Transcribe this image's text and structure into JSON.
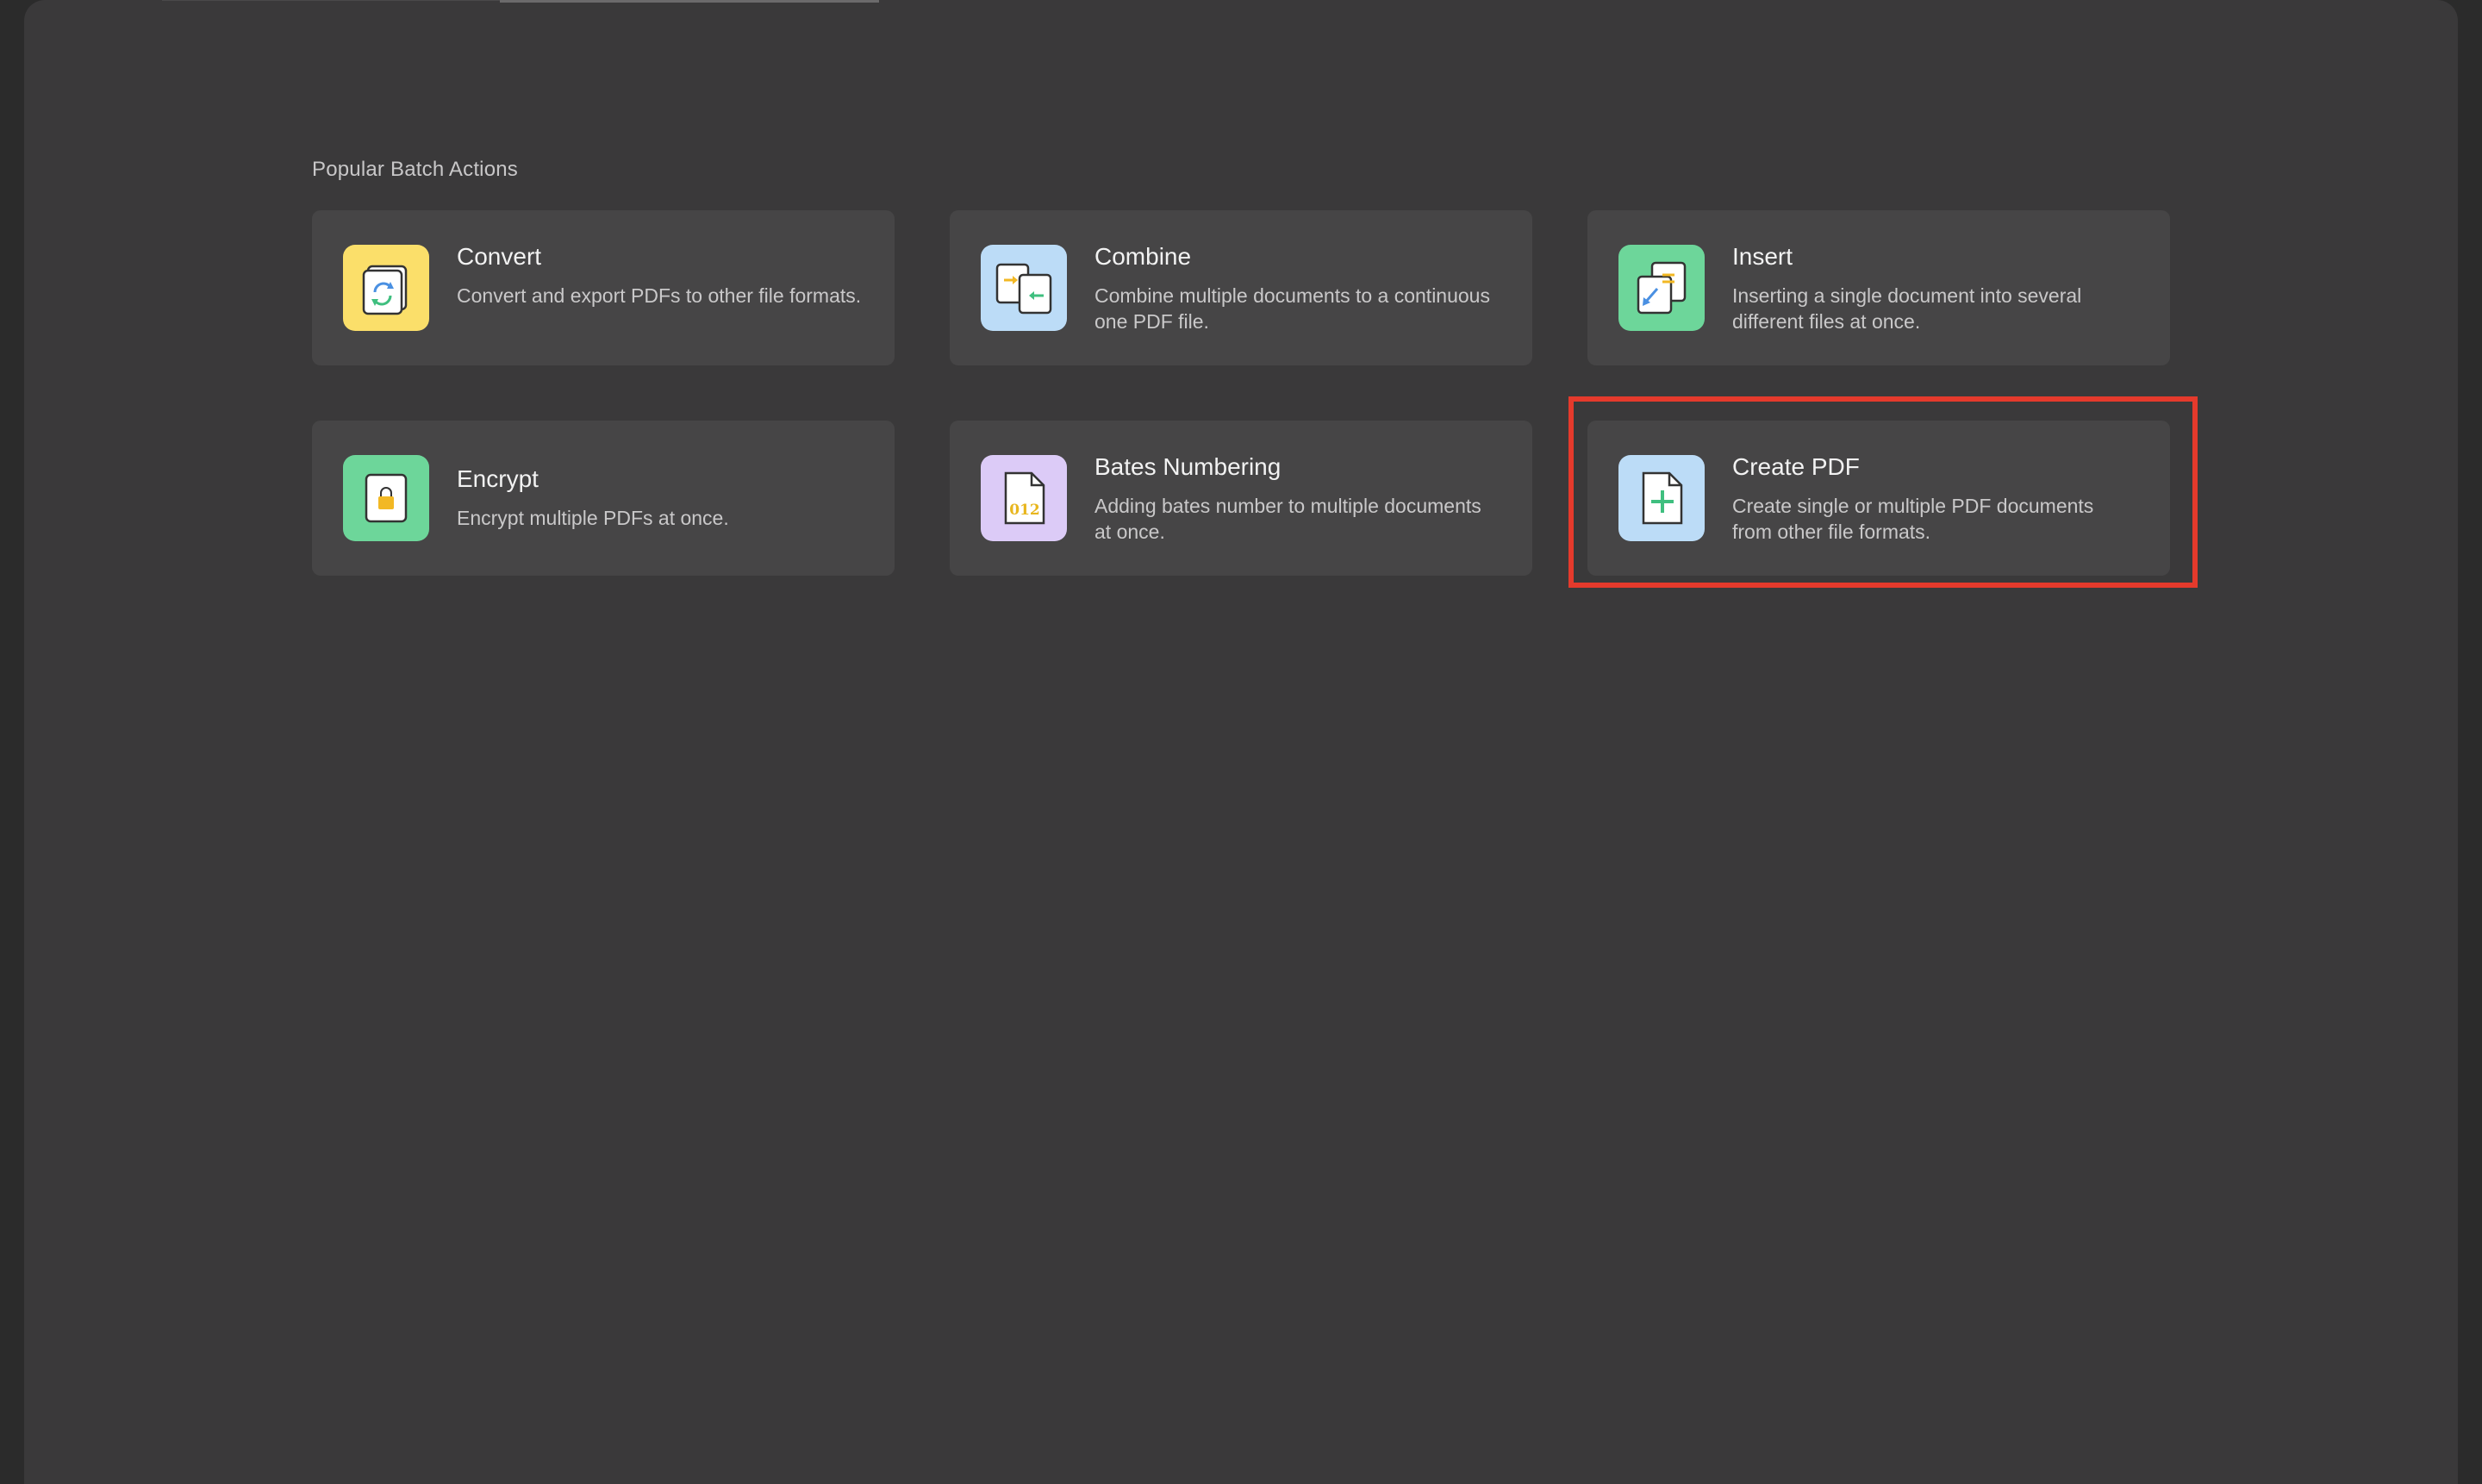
{
  "section": {
    "title": "Popular Batch Actions"
  },
  "actions": [
    {
      "title": "Convert",
      "description": "Convert and export PDFs to other file formats.",
      "icon": "convert-icon",
      "tile_color": "#fbdf6a"
    },
    {
      "title": "Combine",
      "description": "Combine multiple documents to a continuous one PDF file.",
      "icon": "combine-icon",
      "tile_color": "#bcdcf7"
    },
    {
      "title": "Insert",
      "description": "Inserting a single document into several different files at once.",
      "icon": "insert-icon",
      "tile_color": "#6dd69a"
    },
    {
      "title": "Encrypt",
      "description": "Encrypt multiple PDFs at once.",
      "icon": "lock-icon",
      "tile_color": "#6dd69a"
    },
    {
      "title": "Bates Numbering",
      "description": "Adding bates number to multiple documents at once.",
      "icon": "bates-number-icon",
      "icon_text": "012",
      "tile_color": "#dccbf7"
    },
    {
      "title": "Create PDF",
      "description": "Create single or multiple PDF documents from other file formats.",
      "icon": "create-pdf-icon",
      "tile_color": "#bcdcf7"
    }
  ],
  "colors": {
    "background": "#3a393a",
    "card": "#464546",
    "highlight": "#e53a2c"
  }
}
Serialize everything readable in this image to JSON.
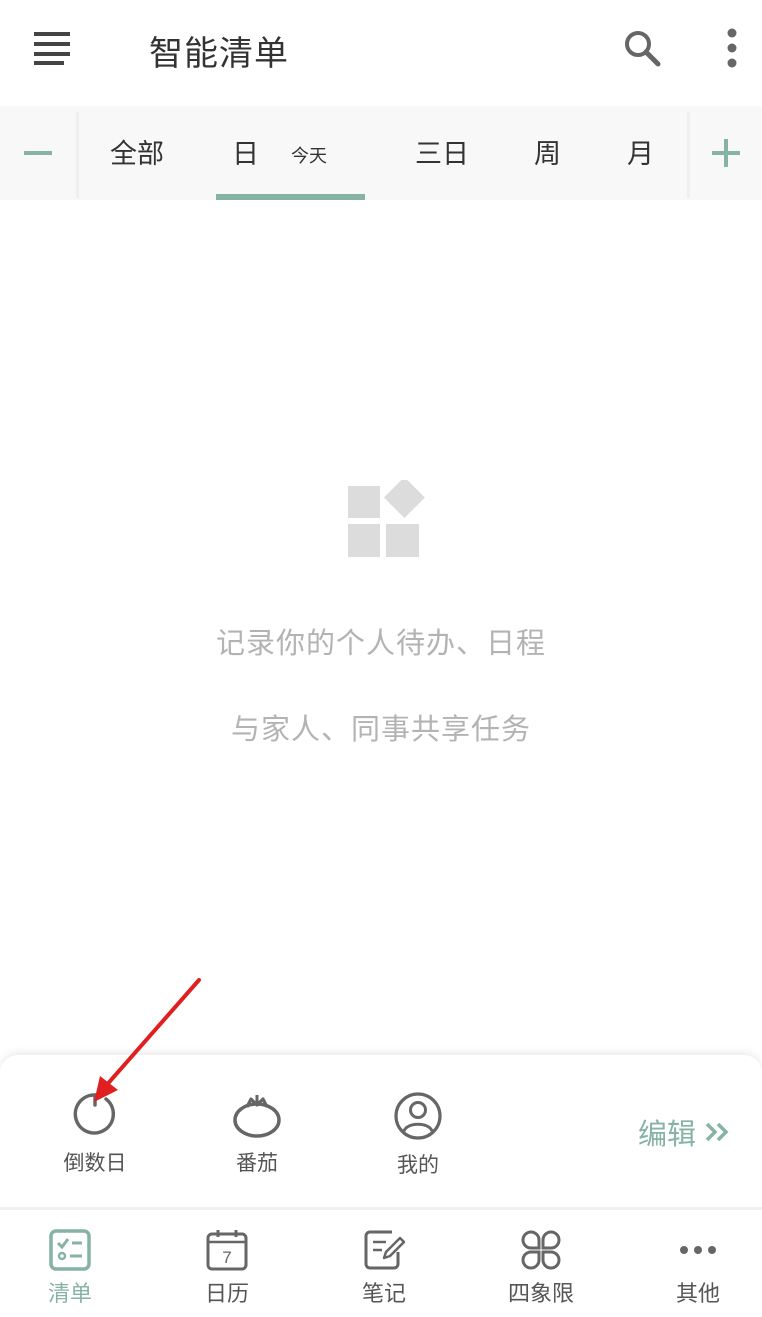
{
  "header": {
    "title": "智能清单",
    "menu_icon": "menu-icon",
    "search_icon": "search-icon",
    "more_icon": "more-vertical-icon"
  },
  "tabs": {
    "minus_icon": "minus-icon",
    "plus_icon": "plus-icon",
    "items": [
      {
        "label": "全部",
        "active": false
      },
      {
        "label": "日",
        "sub": "今天",
        "active": true
      },
      {
        "label": "三日",
        "active": false
      },
      {
        "label": "周",
        "active": false
      },
      {
        "label": "月",
        "active": false
      }
    ]
  },
  "empty_state": {
    "icon": "widgets-icon",
    "line1": "记录你的个人待办、日程",
    "line2": "与家人、同事共享任务"
  },
  "quick_bar": {
    "items": [
      {
        "label": "倒数日",
        "icon": "countdown-icon"
      },
      {
        "label": "番茄",
        "icon": "tomato-icon"
      },
      {
        "label": "我的",
        "icon": "profile-icon"
      }
    ],
    "edit_label": "编辑",
    "edit_icon": "double-chevron-right-icon"
  },
  "bottom_nav": {
    "items": [
      {
        "label": "清单",
        "icon": "checklist-icon",
        "active": true
      },
      {
        "label": "日历",
        "icon": "calendar-icon",
        "day": "7",
        "active": false
      },
      {
        "label": "笔记",
        "icon": "note-icon",
        "active": false
      },
      {
        "label": "四象限",
        "icon": "quadrant-icon",
        "active": false
      },
      {
        "label": "其他",
        "icon": "more-horizontal-icon",
        "active": false
      }
    ]
  },
  "colors": {
    "accent": "#86b3a3",
    "annotation_arrow": "#e02020",
    "icon_gray": "#555555",
    "empty_gray": "#b3b3b3"
  }
}
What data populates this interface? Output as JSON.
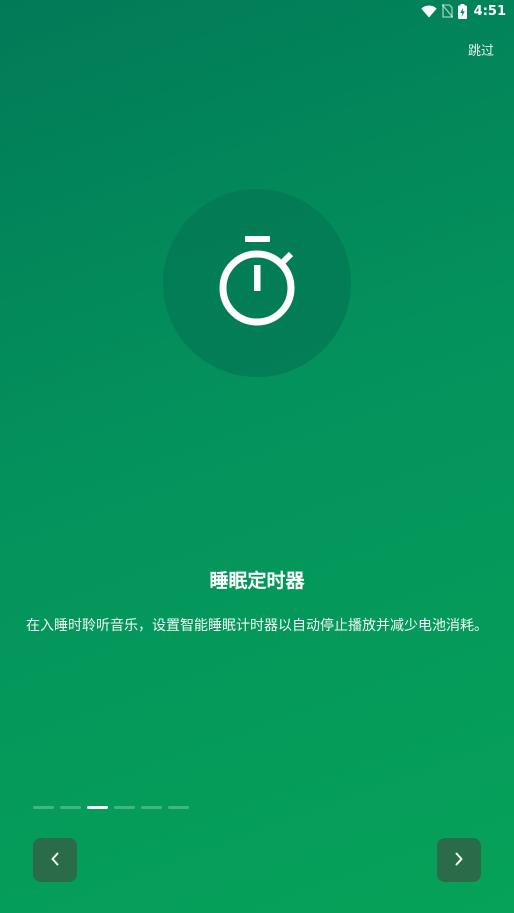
{
  "status_bar": {
    "time": "4:51",
    "icons": [
      "wifi-icon",
      "no-sim-icon",
      "battery-charging-icon"
    ]
  },
  "header": {
    "skip_label": "跳过"
  },
  "hero": {
    "icon": "stopwatch-icon"
  },
  "content": {
    "title": "睡眠定时器",
    "description": "在入睡时聆听音乐，设置智能睡眠计时器以自动停止播放并减少电池消耗。"
  },
  "pager": {
    "total_pages": 6,
    "current_page": 3
  },
  "navigation": {
    "prev_icon": "chevron-left-icon",
    "next_icon": "chevron-right-icon"
  },
  "colors": {
    "gradient_start": "#017a58",
    "gradient_end": "#06a259",
    "circle": "#037a55",
    "nav_button": "#2a6b4a"
  }
}
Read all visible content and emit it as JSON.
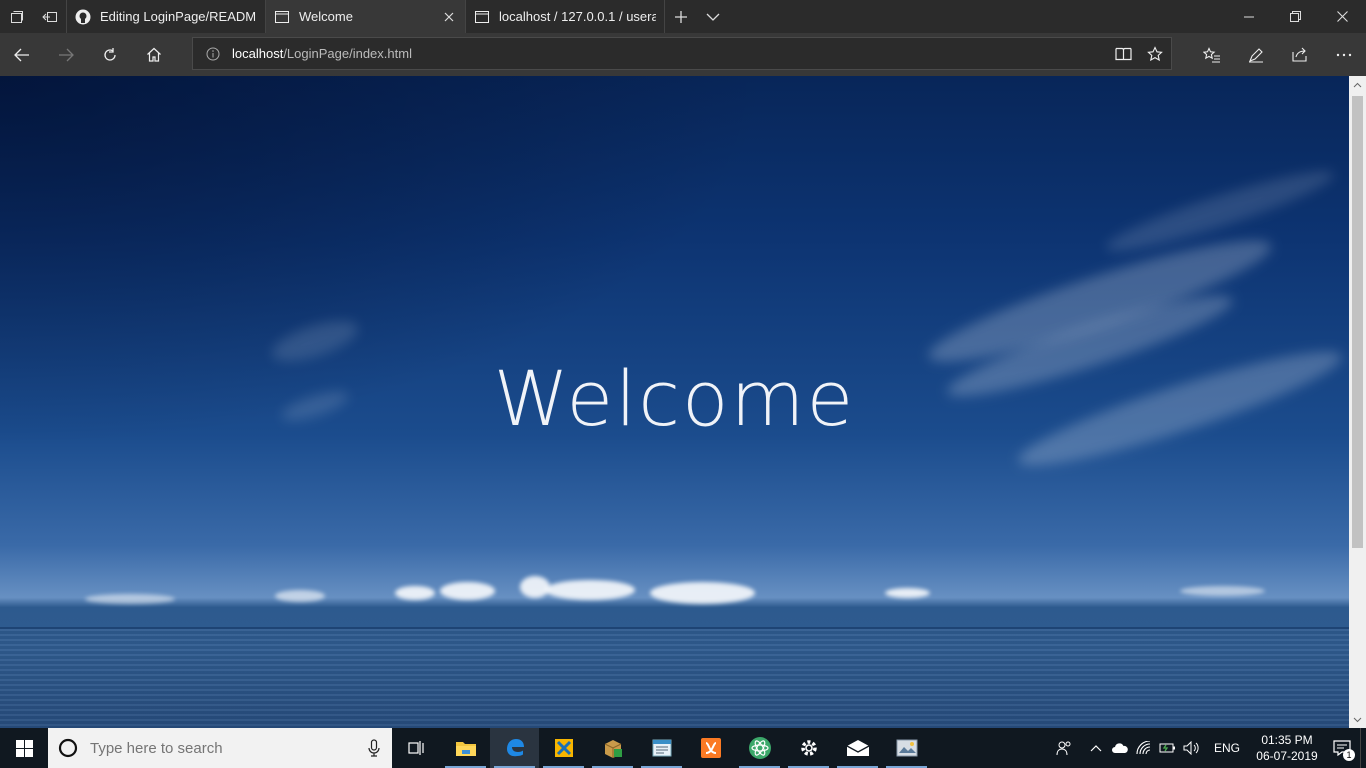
{
  "browser": {
    "tabs": [
      {
        "title": "Editing LoginPage/README",
        "favicon": "github-icon",
        "active": false
      },
      {
        "title": "Welcome",
        "favicon": "page-icon",
        "active": true
      },
      {
        "title": "localhost / 127.0.0.1 / usera",
        "favicon": "page-icon",
        "active": false
      }
    ],
    "address": {
      "host": "localhost",
      "path": "/LoginPage/index.html"
    }
  },
  "page": {
    "heading": "Welcome"
  },
  "taskbar": {
    "search_placeholder": "Type here to search",
    "pinned_apps": [
      "task-view-icon",
      "file-explorer-icon",
      "edge-icon",
      "xampp-control-icon",
      "archive-icon",
      "notepad-icon",
      "xampp-icon",
      "atom-icon",
      "settings-icon",
      "mail-icon",
      "photos-icon"
    ],
    "tray": {
      "language": "ENG",
      "time": "01:35 PM",
      "date": "06-07-2019",
      "notification_count": "1"
    }
  },
  "colors": {
    "chrome_dark": "#2b2b2b",
    "chrome_mid": "#383838",
    "taskbar": "#101820",
    "welcome_text": "#f0f3f8"
  }
}
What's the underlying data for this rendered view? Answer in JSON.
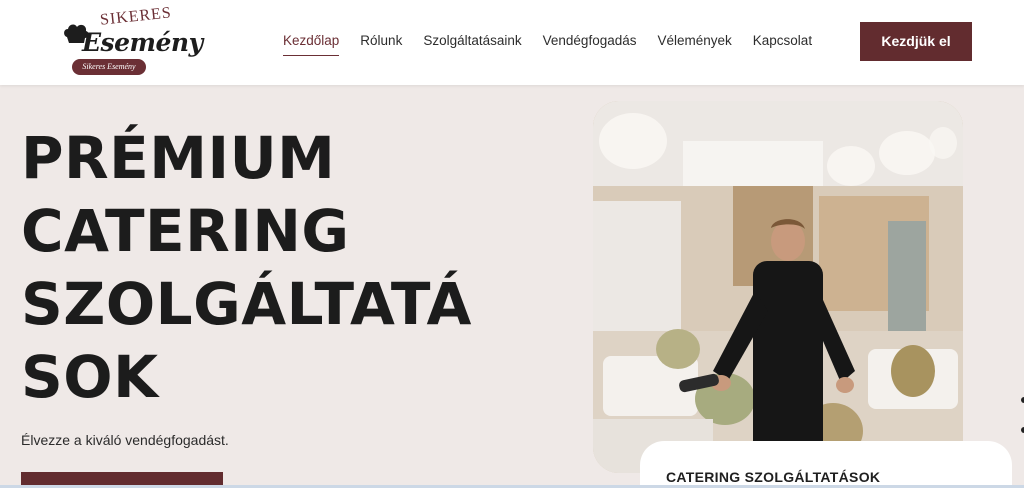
{
  "header": {
    "logo": {
      "top_text": "SIKERES",
      "main_text": "Esemény",
      "ribbon_text": "Sikeres Esemény",
      "icon": "chef-hat-icon"
    },
    "nav": [
      {
        "label": "Kezdőlap",
        "active": true
      },
      {
        "label": "Rólunk",
        "active": false
      },
      {
        "label": "Szolgáltatásaink",
        "active": false
      },
      {
        "label": "Vendégfogadás",
        "active": false
      },
      {
        "label": "Vélemények",
        "active": false
      },
      {
        "label": "Kapcsolat",
        "active": false
      }
    ],
    "cta_label": "Kezdjük el"
  },
  "hero": {
    "title_lines": [
      "PRÉMIUM",
      "CATERING",
      "SZOLGÁLTATÁ",
      "SOK"
    ],
    "subtitle": "Élvezze a kiváló vendégfogadást."
  },
  "card": {
    "title": "CATERING SZOLGÁLTATÁSOK"
  },
  "colors": {
    "brand": "#622c2f",
    "background": "#efe9e7",
    "header_bg": "#ffffff"
  }
}
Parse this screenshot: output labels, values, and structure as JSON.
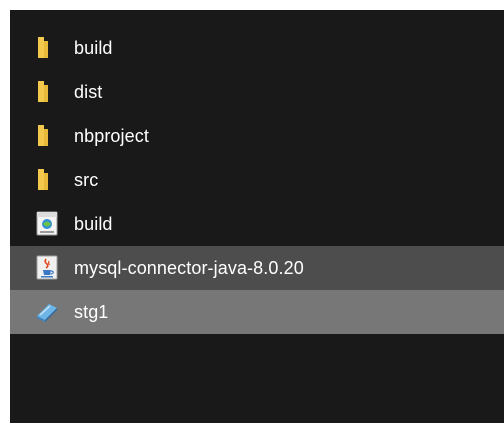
{
  "files": [
    {
      "name": "build",
      "icon": "folder-icon",
      "state": "normal"
    },
    {
      "name": "dist",
      "icon": "folder-icon",
      "state": "normal"
    },
    {
      "name": "nbproject",
      "icon": "folder-icon",
      "state": "normal"
    },
    {
      "name": "src",
      "icon": "folder-icon",
      "state": "normal"
    },
    {
      "name": "build",
      "icon": "xml-file-icon",
      "state": "normal"
    },
    {
      "name": "mysql-connector-java-8.0.20",
      "icon": "java-jar-icon",
      "state": "hover"
    },
    {
      "name": "stg1",
      "icon": "database-file-icon",
      "state": "selected"
    }
  ],
  "colors": {
    "background": "#191919",
    "folder": "#f2c94c",
    "hover_row": "#4d4d4d",
    "selected_row": "#777777",
    "text": "#ffffff"
  }
}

....

• [To do] Return each line where "other" shows up.

• [Written solution]
      "description": "Convert and export PDFs to other file formats.",
      "description": "Create single or multiple PDF documents from other file formats.",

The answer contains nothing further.